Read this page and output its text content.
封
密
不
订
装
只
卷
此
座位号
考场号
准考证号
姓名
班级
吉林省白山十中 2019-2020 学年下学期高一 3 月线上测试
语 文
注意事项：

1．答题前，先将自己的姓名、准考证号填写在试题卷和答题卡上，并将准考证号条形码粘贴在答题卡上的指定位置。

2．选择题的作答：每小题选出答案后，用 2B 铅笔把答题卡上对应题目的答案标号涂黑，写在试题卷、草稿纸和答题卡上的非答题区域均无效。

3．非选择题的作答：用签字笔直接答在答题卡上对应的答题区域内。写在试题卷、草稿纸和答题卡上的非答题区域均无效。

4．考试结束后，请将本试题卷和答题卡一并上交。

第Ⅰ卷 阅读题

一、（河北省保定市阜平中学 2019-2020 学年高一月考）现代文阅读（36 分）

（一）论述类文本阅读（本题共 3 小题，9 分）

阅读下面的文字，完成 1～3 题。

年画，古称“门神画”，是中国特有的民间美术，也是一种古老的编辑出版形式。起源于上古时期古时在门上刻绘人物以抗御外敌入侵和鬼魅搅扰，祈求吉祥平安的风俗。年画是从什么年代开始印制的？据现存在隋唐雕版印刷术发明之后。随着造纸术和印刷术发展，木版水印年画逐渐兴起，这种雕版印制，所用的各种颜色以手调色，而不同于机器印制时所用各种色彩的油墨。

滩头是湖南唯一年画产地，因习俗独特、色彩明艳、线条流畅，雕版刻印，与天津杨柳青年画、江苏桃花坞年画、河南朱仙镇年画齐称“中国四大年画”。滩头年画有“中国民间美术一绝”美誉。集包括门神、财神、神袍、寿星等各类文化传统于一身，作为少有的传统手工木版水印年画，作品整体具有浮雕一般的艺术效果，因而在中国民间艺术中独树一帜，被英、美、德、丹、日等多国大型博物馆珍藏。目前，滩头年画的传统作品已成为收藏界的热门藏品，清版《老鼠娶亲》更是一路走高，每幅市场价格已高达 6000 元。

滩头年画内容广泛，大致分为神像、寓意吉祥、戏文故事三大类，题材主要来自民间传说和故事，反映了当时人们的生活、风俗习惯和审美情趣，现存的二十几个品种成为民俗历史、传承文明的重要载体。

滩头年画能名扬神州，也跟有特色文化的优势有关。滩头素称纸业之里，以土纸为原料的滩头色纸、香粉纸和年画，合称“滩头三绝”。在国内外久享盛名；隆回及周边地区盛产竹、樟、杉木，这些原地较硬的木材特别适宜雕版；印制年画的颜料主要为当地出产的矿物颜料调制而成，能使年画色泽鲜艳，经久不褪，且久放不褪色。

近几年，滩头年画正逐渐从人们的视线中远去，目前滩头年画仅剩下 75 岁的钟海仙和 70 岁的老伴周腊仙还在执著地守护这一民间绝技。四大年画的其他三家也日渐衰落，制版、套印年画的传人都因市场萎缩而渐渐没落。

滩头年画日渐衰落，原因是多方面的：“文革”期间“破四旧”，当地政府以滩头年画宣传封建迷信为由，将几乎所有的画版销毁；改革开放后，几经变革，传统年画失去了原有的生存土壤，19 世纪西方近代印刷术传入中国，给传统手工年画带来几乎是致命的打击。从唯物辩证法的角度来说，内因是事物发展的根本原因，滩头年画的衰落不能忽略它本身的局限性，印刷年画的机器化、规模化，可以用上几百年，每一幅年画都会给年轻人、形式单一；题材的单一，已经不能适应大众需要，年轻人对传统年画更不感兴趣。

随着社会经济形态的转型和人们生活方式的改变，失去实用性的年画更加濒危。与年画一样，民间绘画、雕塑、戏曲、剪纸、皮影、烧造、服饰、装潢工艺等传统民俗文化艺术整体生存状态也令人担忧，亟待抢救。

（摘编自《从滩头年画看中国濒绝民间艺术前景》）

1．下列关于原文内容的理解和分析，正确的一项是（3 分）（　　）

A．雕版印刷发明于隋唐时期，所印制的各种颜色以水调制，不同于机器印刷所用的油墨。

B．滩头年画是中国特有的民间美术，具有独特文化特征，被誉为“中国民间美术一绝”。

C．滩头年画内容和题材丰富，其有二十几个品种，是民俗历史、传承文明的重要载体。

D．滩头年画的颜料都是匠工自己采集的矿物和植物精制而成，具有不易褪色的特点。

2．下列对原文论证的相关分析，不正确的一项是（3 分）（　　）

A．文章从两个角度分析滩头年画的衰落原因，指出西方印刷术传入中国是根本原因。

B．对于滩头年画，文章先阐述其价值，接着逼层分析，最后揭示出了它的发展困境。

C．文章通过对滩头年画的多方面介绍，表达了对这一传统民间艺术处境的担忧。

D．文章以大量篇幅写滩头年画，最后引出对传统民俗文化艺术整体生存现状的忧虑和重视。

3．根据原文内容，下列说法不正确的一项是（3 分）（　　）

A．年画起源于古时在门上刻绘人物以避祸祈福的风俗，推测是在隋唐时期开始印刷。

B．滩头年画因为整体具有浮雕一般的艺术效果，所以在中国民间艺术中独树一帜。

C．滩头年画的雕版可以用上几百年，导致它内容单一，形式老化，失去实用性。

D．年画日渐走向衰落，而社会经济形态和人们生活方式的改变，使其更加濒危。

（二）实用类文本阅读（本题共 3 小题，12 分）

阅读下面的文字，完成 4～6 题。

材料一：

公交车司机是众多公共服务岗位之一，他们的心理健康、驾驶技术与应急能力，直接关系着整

What is asked >> Type out all of the material again, word for word.

Full output >>
Read this page and output its text content.
封
密
不
订
装
只
卷
此
座位号
考场号
准考证号
姓名
班级
吉林省白山十中 2019-2020 学年下学期高一 3 月线上测试
语 文
注意事项：

1．答题前，先将自己的姓名、准考证号填写在试题卷和答题卡上，并将准考证号条形码粘贴在答题卡上的指定位置。

2．选择题的作答：每小题选出答案后，用 2B 铅笔把答题卡上对应题目的答案标号涂黑，写在试题卷、草稿纸和答题卡上的非答题区域均无效。

3．非选择题的作答：用签字笔直接答在答题卡上对应的答题区域内。写在试题卷、草稿纸和答题卡上的非答题区域均无效。

4．考试结束后，请将本试题卷和答题卡一并上交。

第Ⅰ卷 阅读题

一、（河北省保定市阜平中学 2019-2020 学年高一月考）现代文阅读（36 分）

（一）论述类文本阅读（本题共 3 小题，9 分）

阅读下面的文字，完成 1～3 题。

年画，古称“门神画”，是中国特有的民间美术，也是一种古老的编辑出版形式。起源于上古时期古时在门上刻绘人物以抗御外敌入侵和鬼魅搅扰，祈求吉祥平安的风俗。年画是从什么年代开始印制的？据现存在隋唐雕版印刷术发明之后。随着造纸术和印刷术发展，木版水印年画逐渐兴起，这种雕版印制，所用的各种颜色以手调色，而不同于机器印制时所用各种色彩的油墨。

滩头是湖南唯一年画产地，因习俗独特、色彩明艳、线条流畅，雕版刻印，与天津杨柳青年画、江苏桃花坞年画、河南朱仙镇年画齐称“中国四大年画”。滩头年画有“中国民间美术一绝”美誉。集包括门神、财神、神袍、寿星等各类文化传统于一身，作为少有的传统手工木版水印年画，作品整体具有浮雕一般的艺术效果，因而在中国民间艺术中独树一帜，被英、美、德、丹、日等多国大型博物馆珍藏。目前，滩头年画的传统作品已成为收藏界的热门藏品，清版《老鼠娶亲》更是一路走高，每幅市场价格已高达 6000 元。

滩头年画内容广泛，大致分为神像、寓意吉祥、戏文故事三大类，题材主要来自民间传说和故事，反映了当时人们的生活、风俗习惯和审美情趣，现存的二十几个品种成为民俗历史、传承文明的重要载体。

滩头年画能名扬神州，也跟有特色文化的优势有关。滩头素称纸业之里，以土纸为原料的滩头色纸、香粉纸和年画，合称“滩头三绝”。在国内外久享盛名；隆回及周边地区盛产竹、樟、杉木，这些原地较硬的木材特别适宜雕版；印制年画的颜料主要为当地出产的矿物颜料调制而成，能使年画色泽鲜艳，经久不褪，且久放不褪色。

近几年，滩头年画正逐渐从人们的视线中远去，目前滩头年画仅剩下 75 岁的钟海仙和 70 岁的老伴周腊仙还在执著地守护这一民间绝技。四大年画的其他三家也日渐衰落，制版、套印年画的传人都因市场萎缩而渐渐没落。

滩头年画日渐衰落，原因是多方面的：“文革”期间“破四旧”，当地政府以滩头年画宣传封建迷信为由，将几乎所有的画版销毁；改革开放后，几经变革，传统年画失去了原有的生存土壤，19 世纪西方近代印刷术传入中国，给传统手工年画带来几乎是致命的打击。从唯物辩证法的角度来说，内因是事物发展的根本原因，滩头年画的衰落不能忽略它本身的局限性，印刷年画的机器化、规模化，可以用上几百年，每一幅年画都会给年轻人、形式单一；题材的单一，已经不能适应大众需要，年轻人对传统年画更不感兴趣。

随着社会经济形态的转型和人们生活方式的改变，失去实用性的年画更加濒危。与年画一样，民间绘画、雕塑、戏曲、剪纸、皮影、烧造、服饰、装潢工艺等传统民俗文化艺术整体生存状态也令人担忧，亟待抢救。

（摘编自《从滩头年画看中国濒绝民间艺术前景》）

1．下列关于原文内容的理解和分析，正确的一项是（3 分）（　　）

A．雕版印刷发明于隋唐时期，所印制的各种颜色以水调制，不同于机器印刷所用的油墨。

B．滩头年画是中国特有的民间美术，具有独特文化特征，被誉为“中国民间美术一绝”。

C．滩头年画内容和题材丰富，其有二十几个品种，是民俗历史、传承文明的重要载体。

D．滩头年画的颜料都是匠工自己采集的矿物和植物精制而成，具有不易褪色的特点。

2．下列对原文论证的相关分析，不正确的一项是（3 分）（　　）

A．文章从两个角度分析滩头年画的衰落原因，指出西方印刷术传入中国是根本原因。

B．对于滩头年画，文章先阐述其价值，接着逼层分析，最后揭示出了它的发展困境。

C．文章通过对滩头年画的多方面介绍，表达了对这一传统民间艺术处境的担忧。

D．文章以大量篇幅写滩头年画，最后引出对传统民俗文化艺术整体生存现状的忧虑和重视。

3．根据原文内容，下列说法不正确的一项是（3 分）（　　）

A．年画起源于古时在门上刻绘人物以避祸祈福的风俗，推测是在隋唐时期开始印刷。

B．滩头年画因为整体具有浮雕一般的艺术效果，所以在中国民间艺术中独树一帜。

C．滩头年画的雕版可以用上几百年，导致它内容单一，形式老化，失去实用性。

D．年画日渐走向衰落，而社会经济形态和人们生活方式的改变，使其更加濒危。

（二）实用类文本阅读（本题共 3 小题，12 分）

阅读下面的文字，完成 4～6 题。

材料一：

公交车司机是众多公共服务岗位之一，他们的心理健康、驾驶技术与应急能力，直接关系着整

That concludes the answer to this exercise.